--- Begin Available records ---
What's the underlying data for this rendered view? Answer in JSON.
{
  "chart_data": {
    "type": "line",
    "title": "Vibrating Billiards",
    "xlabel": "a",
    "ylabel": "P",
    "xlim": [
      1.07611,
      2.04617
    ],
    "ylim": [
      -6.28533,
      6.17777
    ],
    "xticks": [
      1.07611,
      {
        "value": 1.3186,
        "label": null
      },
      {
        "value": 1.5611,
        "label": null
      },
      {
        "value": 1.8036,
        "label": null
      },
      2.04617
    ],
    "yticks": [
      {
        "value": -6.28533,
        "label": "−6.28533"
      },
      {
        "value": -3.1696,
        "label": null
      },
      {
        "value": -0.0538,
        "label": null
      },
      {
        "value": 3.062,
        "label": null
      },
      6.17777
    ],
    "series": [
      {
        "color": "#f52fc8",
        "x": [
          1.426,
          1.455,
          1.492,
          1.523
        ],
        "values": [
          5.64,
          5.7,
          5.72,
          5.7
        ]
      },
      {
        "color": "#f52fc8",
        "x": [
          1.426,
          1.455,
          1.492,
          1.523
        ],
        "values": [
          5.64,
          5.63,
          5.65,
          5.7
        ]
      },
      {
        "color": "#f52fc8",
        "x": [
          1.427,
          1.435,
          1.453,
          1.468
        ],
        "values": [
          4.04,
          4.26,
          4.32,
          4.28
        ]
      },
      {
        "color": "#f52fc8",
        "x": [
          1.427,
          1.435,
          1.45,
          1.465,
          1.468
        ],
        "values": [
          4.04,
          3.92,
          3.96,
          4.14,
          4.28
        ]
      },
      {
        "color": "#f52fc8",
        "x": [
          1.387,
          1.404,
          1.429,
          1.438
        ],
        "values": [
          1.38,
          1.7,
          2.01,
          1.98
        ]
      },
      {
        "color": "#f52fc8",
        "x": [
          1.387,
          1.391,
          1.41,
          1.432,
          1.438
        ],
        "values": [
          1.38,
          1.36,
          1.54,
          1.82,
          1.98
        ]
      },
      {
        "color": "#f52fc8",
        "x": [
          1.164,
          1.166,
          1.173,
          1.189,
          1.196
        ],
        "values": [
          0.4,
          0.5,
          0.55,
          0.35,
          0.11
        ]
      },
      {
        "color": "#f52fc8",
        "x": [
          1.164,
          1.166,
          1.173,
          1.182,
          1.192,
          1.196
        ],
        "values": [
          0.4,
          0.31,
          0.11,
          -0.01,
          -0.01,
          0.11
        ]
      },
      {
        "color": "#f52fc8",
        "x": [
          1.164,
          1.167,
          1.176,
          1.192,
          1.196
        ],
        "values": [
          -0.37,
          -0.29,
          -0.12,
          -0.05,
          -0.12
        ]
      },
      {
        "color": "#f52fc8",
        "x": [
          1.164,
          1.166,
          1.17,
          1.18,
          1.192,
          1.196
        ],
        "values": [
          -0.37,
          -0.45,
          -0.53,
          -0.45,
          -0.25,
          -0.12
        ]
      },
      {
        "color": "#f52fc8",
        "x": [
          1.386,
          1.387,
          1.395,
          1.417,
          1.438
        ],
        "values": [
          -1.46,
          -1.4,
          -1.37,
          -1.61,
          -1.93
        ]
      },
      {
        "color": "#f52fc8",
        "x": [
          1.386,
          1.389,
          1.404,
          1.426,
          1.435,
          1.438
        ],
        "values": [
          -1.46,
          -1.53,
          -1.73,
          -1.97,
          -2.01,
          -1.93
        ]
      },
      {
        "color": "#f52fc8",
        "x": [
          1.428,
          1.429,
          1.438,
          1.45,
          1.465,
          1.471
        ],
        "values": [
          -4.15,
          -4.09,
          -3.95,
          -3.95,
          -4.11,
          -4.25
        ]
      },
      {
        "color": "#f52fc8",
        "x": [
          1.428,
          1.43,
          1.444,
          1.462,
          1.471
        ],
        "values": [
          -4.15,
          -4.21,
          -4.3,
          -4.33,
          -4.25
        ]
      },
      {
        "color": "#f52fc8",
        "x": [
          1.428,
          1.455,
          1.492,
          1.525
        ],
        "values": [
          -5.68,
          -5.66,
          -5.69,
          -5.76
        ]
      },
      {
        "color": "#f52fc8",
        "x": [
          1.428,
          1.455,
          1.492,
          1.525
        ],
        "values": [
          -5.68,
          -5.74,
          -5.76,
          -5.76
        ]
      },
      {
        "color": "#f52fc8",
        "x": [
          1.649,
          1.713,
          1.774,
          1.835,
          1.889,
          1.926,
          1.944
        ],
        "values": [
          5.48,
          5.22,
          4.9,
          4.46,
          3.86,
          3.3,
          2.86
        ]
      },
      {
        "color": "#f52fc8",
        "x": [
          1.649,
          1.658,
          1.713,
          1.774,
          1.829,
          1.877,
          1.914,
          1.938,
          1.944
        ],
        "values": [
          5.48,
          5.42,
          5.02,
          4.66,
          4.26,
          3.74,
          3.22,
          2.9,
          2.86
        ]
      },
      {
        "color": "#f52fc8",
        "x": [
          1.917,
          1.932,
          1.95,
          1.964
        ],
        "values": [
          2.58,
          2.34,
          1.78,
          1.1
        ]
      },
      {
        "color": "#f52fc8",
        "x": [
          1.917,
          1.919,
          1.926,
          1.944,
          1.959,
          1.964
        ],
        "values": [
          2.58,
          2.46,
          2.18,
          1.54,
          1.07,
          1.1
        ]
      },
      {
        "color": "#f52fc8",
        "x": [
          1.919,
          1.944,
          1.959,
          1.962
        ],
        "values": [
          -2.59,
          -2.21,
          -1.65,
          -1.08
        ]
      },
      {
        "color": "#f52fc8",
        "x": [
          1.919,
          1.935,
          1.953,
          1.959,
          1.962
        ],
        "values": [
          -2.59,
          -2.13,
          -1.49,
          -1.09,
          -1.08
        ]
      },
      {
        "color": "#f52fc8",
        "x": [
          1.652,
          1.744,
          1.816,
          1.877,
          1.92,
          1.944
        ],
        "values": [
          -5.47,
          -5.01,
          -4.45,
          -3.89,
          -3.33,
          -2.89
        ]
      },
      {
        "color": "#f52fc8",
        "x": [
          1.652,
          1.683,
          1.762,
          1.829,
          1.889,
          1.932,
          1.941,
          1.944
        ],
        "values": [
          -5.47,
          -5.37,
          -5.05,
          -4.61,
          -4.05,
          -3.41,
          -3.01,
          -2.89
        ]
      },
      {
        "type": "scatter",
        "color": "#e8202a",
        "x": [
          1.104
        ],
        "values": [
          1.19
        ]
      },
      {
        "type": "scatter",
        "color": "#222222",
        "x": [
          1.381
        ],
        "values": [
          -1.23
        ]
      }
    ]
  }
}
--- End Available records ---
Exercise aim: All of the entries above should be written out again exactly.

Result for this exercise:
What's the underlying data for this rendered view? Answer in JSON.
{
  "chart_data": {
    "type": "line",
    "title": "Vibrating Billiards",
    "xlabel": "a",
    "ylabel": "P",
    "xlim": [
      1.07611,
      2.04617
    ],
    "ylim": [
      -6.28533,
      6.17777
    ],
    "xticks": [
      1.07611,
      {
        "value": 1.3186,
        "label": null
      },
      {
        "value": 1.5611,
        "label": null
      },
      {
        "value": 1.8036,
        "label": null
      },
      2.04617
    ],
    "yticks": [
      {
        "value": -6.28533,
        "label": "−6.28533"
      },
      {
        "value": -3.1696,
        "label": null
      },
      {
        "value": -0.0538,
        "label": null
      },
      {
        "value": 3.062,
        "label": null
      },
      6.17777
    ],
    "series": [
      {
        "color": "#f52fc8",
        "x": [
          1.426,
          1.455,
          1.492,
          1.523
        ],
        "values": [
          5.64,
          5.7,
          5.72,
          5.7
        ]
      },
      {
        "color": "#f52fc8",
        "x": [
          1.426,
          1.455,
          1.492,
          1.523
        ],
        "values": [
          5.64,
          5.63,
          5.65,
          5.7
        ]
      },
      {
        "color": "#f52fc8",
        "x": [
          1.427,
          1.435,
          1.453,
          1.468
        ],
        "values": [
          4.04,
          4.26,
          4.32,
          4.28
        ]
      },
      {
        "color": "#f52fc8",
        "x": [
          1.427,
          1.435,
          1.45,
          1.465,
          1.468
        ],
        "values": [
          4.04,
          3.92,
          3.96,
          4.14,
          4.28
        ]
      },
      {
        "color": "#f52fc8",
        "x": [
          1.387,
          1.404,
          1.429,
          1.438
        ],
        "values": [
          1.38,
          1.7,
          2.01,
          1.98
        ]
      },
      {
        "color": "#f52fc8",
        "x": [
          1.387,
          1.391,
          1.41,
          1.432,
          1.438
        ],
        "values": [
          1.38,
          1.36,
          1.54,
          1.82,
          1.98
        ]
      },
      {
        "color": "#f52fc8",
        "x": [
          1.164,
          1.166,
          1.173,
          1.189,
          1.196
        ],
        "values": [
          0.4,
          0.5,
          0.55,
          0.35,
          0.11
        ]
      },
      {
        "color": "#f52fc8",
        "x": [
          1.164,
          1.166,
          1.173,
          1.182,
          1.192,
          1.196
        ],
        "values": [
          0.4,
          0.31,
          0.11,
          -0.01,
          -0.01,
          0.11
        ]
      },
      {
        "color": "#f52fc8",
        "x": [
          1.164,
          1.167,
          1.176,
          1.192,
          1.196
        ],
        "values": [
          -0.37,
          -0.29,
          -0.12,
          -0.05,
          -0.12
        ]
      },
      {
        "color": "#f52fc8",
        "x": [
          1.164,
          1.166,
          1.17,
          1.18,
          1.192,
          1.196
        ],
        "values": [
          -0.37,
          -0.45,
          -0.53,
          -0.45,
          -0.25,
          -0.12
        ]
      },
      {
        "color": "#f52fc8",
        "x": [
          1.386,
          1.387,
          1.395,
          1.417,
          1.438
        ],
        "values": [
          -1.46,
          -1.4,
          -1.37,
          -1.61,
          -1.93
        ]
      },
      {
        "color": "#f52fc8",
        "x": [
          1.386,
          1.389,
          1.404,
          1.426,
          1.435,
          1.438
        ],
        "values": [
          -1.46,
          -1.53,
          -1.73,
          -1.97,
          -2.01,
          -1.93
        ]
      },
      {
        "color": "#f52fc8",
        "x": [
          1.428,
          1.429,
          1.438,
          1.45,
          1.465,
          1.471
        ],
        "values": [
          -4.15,
          -4.09,
          -3.95,
          -3.95,
          -4.11,
          -4.25
        ]
      },
      {
        "color": "#f52fc8",
        "x": [
          1.428,
          1.43,
          1.444,
          1.462,
          1.471
        ],
        "values": [
          -4.15,
          -4.21,
          -4.3,
          -4.33,
          -4.25
        ]
      },
      {
        "color": "#f52fc8",
        "x": [
          1.428,
          1.455,
          1.492,
          1.525
        ],
        "values": [
          -5.68,
          -5.66,
          -5.69,
          -5.76
        ]
      },
      {
        "color": "#f52fc8",
        "x": [
          1.428,
          1.455,
          1.492,
          1.525
        ],
        "values": [
          -5.68,
          -5.74,
          -5.76,
          -5.76
        ]
      },
      {
        "color": "#f52fc8",
        "x": [
          1.649,
          1.713,
          1.774,
          1.835,
          1.889,
          1.926,
          1.944
        ],
        "values": [
          5.48,
          5.22,
          4.9,
          4.46,
          3.86,
          3.3,
          2.86
        ]
      },
      {
        "color": "#f52fc8",
        "x": [
          1.649,
          1.658,
          1.713,
          1.774,
          1.829,
          1.877,
          1.914,
          1.938,
          1.944
        ],
        "values": [
          5.48,
          5.42,
          5.02,
          4.66,
          4.26,
          3.74,
          3.22,
          2.9,
          2.86
        ]
      },
      {
        "color": "#f52fc8",
        "x": [
          1.917,
          1.932,
          1.95,
          1.964
        ],
        "values": [
          2.58,
          2.34,
          1.78,
          1.1
        ]
      },
      {
        "color": "#f52fc8",
        "x": [
          1.917,
          1.919,
          1.926,
          1.944,
          1.959,
          1.964
        ],
        "values": [
          2.58,
          2.46,
          2.18,
          1.54,
          1.07,
          1.1
        ]
      },
      {
        "color": "#f52fc8",
        "x": [
          1.919,
          1.944,
          1.959,
          1.962
        ],
        "values": [
          -2.59,
          -2.21,
          -1.65,
          -1.08
        ]
      },
      {
        "color": "#f52fc8",
        "x": [
          1.919,
          1.935,
          1.953,
          1.959,
          1.962
        ],
        "values": [
          -2.59,
          -2.13,
          -1.49,
          -1.09,
          -1.08
        ]
      },
      {
        "color": "#f52fc8",
        "x": [
          1.652,
          1.744,
          1.816,
          1.877,
          1.92,
          1.944
        ],
        "values": [
          -5.47,
          -5.01,
          -4.45,
          -3.89,
          -3.33,
          -2.89
        ]
      },
      {
        "color": "#f52fc8",
        "x": [
          1.652,
          1.683,
          1.762,
          1.829,
          1.889,
          1.932,
          1.941,
          1.944
        ],
        "values": [
          -5.47,
          -5.37,
          -5.05,
          -4.61,
          -4.05,
          -3.41,
          -3.01,
          -2.89
        ]
      },
      {
        "type": "scatter",
        "color": "#e8202a",
        "x": [
          1.104
        ],
        "values": [
          1.19
        ]
      },
      {
        "type": "scatter",
        "color": "#222222",
        "x": [
          1.381
        ],
        "values": [
          -1.23
        ]
      }
    ]
  }
}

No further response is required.